## The exercise
Here are some entries; quote each one exactly.

Start Material

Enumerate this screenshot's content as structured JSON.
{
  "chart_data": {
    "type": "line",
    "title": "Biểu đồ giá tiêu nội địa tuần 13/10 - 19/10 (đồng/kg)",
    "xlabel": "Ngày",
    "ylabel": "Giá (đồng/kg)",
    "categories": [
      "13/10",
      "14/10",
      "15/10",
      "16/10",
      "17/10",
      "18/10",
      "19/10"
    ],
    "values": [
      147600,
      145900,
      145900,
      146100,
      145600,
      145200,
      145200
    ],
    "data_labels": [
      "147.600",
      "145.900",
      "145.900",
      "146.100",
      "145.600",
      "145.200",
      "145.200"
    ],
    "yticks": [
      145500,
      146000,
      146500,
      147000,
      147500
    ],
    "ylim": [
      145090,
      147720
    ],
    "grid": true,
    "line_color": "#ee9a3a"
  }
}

End Material

## Response to the exercise
Enumerate this screenshot's content as structured JSON.
{
  "chart_data": {
    "type": "line",
    "title": "Biểu đồ giá tiêu nội địa tuần 13/10 - 19/10 (đồng/kg)",
    "xlabel": "Ngày",
    "ylabel": "Giá (đồng/kg)",
    "categories": [
      "13/10",
      "14/10",
      "15/10",
      "16/10",
      "17/10",
      "18/10",
      "19/10"
    ],
    "values": [
      147600,
      145900,
      145900,
      146100,
      145600,
      145200,
      145200
    ],
    "data_labels": [
      "147.600",
      "145.900",
      "145.900",
      "146.100",
      "145.600",
      "145.200",
      "145.200"
    ],
    "yticks": [
      145500,
      146000,
      146500,
      147000,
      147500
    ],
    "ylim": [
      145090,
      147720
    ],
    "grid": true,
    "line_color": "#ee9a3a"
  }
}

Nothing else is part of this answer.